→ **TASK ITEM**:
Copy out the records so that each line matches the original.

→ **PROVIDED RECORDS**:
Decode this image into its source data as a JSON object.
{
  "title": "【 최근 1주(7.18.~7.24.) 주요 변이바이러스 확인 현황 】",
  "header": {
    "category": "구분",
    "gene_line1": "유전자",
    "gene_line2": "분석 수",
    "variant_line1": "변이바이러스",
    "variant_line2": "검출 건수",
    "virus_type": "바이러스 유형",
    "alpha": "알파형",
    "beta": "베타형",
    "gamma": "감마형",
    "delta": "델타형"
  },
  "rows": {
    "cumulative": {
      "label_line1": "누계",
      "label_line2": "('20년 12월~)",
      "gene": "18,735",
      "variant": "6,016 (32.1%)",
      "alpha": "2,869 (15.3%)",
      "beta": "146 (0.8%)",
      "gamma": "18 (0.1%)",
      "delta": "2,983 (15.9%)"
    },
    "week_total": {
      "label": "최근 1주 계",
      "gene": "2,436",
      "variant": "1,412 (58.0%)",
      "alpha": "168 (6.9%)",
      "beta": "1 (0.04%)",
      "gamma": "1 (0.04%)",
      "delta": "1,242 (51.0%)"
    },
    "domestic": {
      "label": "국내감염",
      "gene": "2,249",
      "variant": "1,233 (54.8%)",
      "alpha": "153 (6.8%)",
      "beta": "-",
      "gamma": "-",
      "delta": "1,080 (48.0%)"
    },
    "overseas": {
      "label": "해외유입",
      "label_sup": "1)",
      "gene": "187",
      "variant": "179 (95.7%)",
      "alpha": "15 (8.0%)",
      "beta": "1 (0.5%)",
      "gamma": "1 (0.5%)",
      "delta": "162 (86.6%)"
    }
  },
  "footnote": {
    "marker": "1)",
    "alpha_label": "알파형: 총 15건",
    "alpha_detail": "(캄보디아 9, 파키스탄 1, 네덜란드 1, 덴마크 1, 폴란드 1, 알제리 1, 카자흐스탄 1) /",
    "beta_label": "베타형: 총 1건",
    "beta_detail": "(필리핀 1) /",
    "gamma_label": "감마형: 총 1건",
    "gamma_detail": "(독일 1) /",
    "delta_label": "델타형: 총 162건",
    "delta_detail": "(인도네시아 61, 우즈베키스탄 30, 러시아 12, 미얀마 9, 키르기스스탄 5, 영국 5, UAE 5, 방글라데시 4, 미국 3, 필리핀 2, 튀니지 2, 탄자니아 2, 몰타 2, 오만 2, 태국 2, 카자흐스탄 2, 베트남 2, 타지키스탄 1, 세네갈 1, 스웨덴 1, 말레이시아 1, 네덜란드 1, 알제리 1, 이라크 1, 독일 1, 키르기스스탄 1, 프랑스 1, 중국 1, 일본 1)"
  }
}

→ **ANSWER TO THE PROBLEM**:
Decode this image into its source data as a JSON object.
{
  "title": "【 최근 1주(7.18.~7.24.) 주요 변이바이러스 확인 현황 】",
  "header": {
    "category": "구분",
    "gene_line1": "유전자",
    "gene_line2": "분석 수",
    "variant_line1": "변이바이러스",
    "variant_line2": "검출 건수",
    "virus_type": "바이러스 유형",
    "alpha": "알파형",
    "beta": "베타형",
    "gamma": "감마형",
    "delta": "델타형"
  },
  "rows": {
    "cumulative": {
      "label_line1": "누계",
      "label_line2": "('20년 12월~)",
      "gene": "18,735",
      "variant": "6,016 (32.1%)",
      "alpha": "2,869 (15.3%)",
      "beta": "146 (0.8%)",
      "gamma": "18 (0.1%)",
      "delta": "2,983 (15.9%)"
    },
    "week_total": {
      "label": "최근 1주 계",
      "gene": "2,436",
      "variant": "1,412 (58.0%)",
      "alpha": "168 (6.9%)",
      "beta": "1 (0.04%)",
      "gamma": "1 (0.04%)",
      "delta": "1,242 (51.0%)"
    },
    "domestic": {
      "label": "국내감염",
      "gene": "2,249",
      "variant": "1,233 (54.8%)",
      "alpha": "153 (6.8%)",
      "beta": "-",
      "gamma": "-",
      "delta": "1,080 (48.0%)"
    },
    "overseas": {
      "label": "해외유입",
      "label_sup": "1)",
      "gene": "187",
      "variant": "179 (95.7%)",
      "alpha": "15 (8.0%)",
      "beta": "1 (0.5%)",
      "gamma": "1 (0.5%)",
      "delta": "162 (86.6%)"
    }
  },
  "footnote": {
    "marker": "1)",
    "alpha_label": "알파형: 총 15건",
    "alpha_detail": "(캄보디아 9, 파키스탄 1, 네덜란드 1, 덴마크 1, 폴란드 1, 알제리 1, 카자흐스탄 1) /",
    "beta_label": "베타형: 총 1건",
    "beta_detail": "(필리핀 1) /",
    "gamma_label": "감마형: 총 1건",
    "gamma_detail": "(독일 1) /",
    "delta_label": "델타형: 총 162건",
    "delta_detail": "(인도네시아 61, 우즈베키스탄 30, 러시아 12, 미얀마 9, 키르기스스탄 5, 영국 5, UAE 5, 방글라데시 4, 미국 3, 필리핀 2, 튀니지 2, 탄자니아 2, 몰타 2, 오만 2, 태국 2, 카자흐스탄 2, 베트남 2, 타지키스탄 1, 세네갈 1, 스웨덴 1, 말레이시아 1, 네덜란드 1, 알제리 1, 이라크 1, 독일 1, 키르기스스탄 1, 프랑스 1, 중국 1, 일본 1)"
  }
}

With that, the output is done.